Exercise details ▸
Below are some entries. Output each one exactly as it appears.

Input for this task ▸
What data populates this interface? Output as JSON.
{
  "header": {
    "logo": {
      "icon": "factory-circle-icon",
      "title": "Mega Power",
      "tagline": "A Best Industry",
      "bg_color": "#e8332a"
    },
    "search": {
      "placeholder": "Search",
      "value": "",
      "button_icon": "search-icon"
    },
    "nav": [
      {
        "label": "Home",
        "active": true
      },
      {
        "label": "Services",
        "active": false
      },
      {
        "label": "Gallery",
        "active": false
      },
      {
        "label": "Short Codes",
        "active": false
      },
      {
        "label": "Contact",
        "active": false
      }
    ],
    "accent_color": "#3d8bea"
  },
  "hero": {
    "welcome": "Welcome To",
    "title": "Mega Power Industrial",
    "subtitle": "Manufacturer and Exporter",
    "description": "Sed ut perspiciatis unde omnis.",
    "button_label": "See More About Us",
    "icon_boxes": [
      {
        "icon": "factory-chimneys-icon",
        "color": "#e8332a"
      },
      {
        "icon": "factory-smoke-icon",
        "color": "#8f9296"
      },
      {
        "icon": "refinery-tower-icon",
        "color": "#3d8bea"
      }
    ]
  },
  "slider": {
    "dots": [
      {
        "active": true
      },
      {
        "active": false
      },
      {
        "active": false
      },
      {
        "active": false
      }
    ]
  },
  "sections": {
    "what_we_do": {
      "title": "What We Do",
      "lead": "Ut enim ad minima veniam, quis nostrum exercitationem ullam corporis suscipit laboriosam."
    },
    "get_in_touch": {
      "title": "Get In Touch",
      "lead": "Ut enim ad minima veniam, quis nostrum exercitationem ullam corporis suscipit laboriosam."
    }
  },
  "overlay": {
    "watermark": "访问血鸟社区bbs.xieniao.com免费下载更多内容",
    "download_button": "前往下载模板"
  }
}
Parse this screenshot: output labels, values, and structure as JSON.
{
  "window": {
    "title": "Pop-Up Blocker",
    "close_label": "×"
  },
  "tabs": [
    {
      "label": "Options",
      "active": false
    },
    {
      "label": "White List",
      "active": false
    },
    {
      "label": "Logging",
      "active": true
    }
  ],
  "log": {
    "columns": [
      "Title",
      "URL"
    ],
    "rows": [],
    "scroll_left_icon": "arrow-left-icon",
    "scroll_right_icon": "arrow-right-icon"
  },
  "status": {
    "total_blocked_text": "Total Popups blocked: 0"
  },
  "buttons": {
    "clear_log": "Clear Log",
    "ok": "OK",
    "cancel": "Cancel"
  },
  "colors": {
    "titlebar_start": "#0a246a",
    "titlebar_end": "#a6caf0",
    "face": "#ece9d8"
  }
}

Finished task ▸
What data populates this interface? Output as JSON.
{
  "header": {
    "logo": {
      "icon": "factory-circle-icon",
      "title": "Mega Power",
      "tagline": "A Best Industry",
      "bg_color": "#e8332a"
    },
    "search": {
      "placeholder": "Search",
      "value": "",
      "button_icon": "search-icon"
    },
    "nav": [
      {
        "label": "Home",
        "active": true
      },
      {
        "label": "Services",
        "active": false
      },
      {
        "label": "Gallery",
        "active": false
      },
      {
        "label": "Short Codes",
        "active": false
      },
      {
        "label": "Contact",
        "active": false
      }
    ],
    "accent_color": "#3d8bea"
  },
  "hero": {
    "welcome": "Welcome To",
    "title": "Mega Power Industrial",
    "subtitle": "Manufacturer and Exporter",
    "description": "Sed ut perspiciatis unde omnis.",
    "button_label": "See More About Us",
    "icon_boxes": [
      {
        "icon": "factory-chimneys-icon",
        "color": "#e8332a"
      },
      {
        "icon": "factory-smoke-icon",
        "color": "#8f9296"
      },
      {
        "icon": "refinery-tower-icon",
        "color": "#3d8bea"
      }
    ]
  },
  "slider": {
    "dots": [
      {
        "active": true
      },
      {
        "active": false
      },
      {
        "active": false
      },
      {
        "active": false
      }
    ]
  },
  "sections": {
    "what_we_do": {
      "title": "What We Do",
      "lead": "Ut enim ad minima veniam, quis nostrum exercitationem ullam corporis suscipit laboriosam."
    },
    "get_in_touch": {
      "title": "Get In Touch",
      "lead": "Ut enim ad minima veniam, quis nostrum exercitationem ullam corporis suscipit laboriosam."
    }
  },
  "overlay": {
    "watermark": "访问血鸟社区bbs.xieniao.com免费下载更多内容",
    "download_button": "前往下载模板"
  }
}
Parse this screenshot: output labels, values, and structure as JSON.
{
  "window": {
    "title": "Pop-Up Blocker",
    "close_label": "×"
  },
  "tabs": [
    {
      "label": "Options",
      "active": false
    },
    {
      "label": "White List",
      "active": false
    },
    {
      "label": "Logging",
      "active": true
    }
  ],
  "log": {
    "columns": [
      "Title",
      "URL"
    ],
    "rows": [],
    "scroll_left_icon": "arrow-left-icon",
    "scroll_right_icon": "arrow-right-icon"
  },
  "status": {
    "total_blocked_text": "Total Popups blocked: 0"
  },
  "buttons": {
    "clear_log": "Clear Log",
    "ok": "OK",
    "cancel": "Cancel"
  },
  "colors": {
    "titlebar_start": "#0a246a",
    "titlebar_end": "#a6caf0",
    "face": "#ece9d8"
  }
}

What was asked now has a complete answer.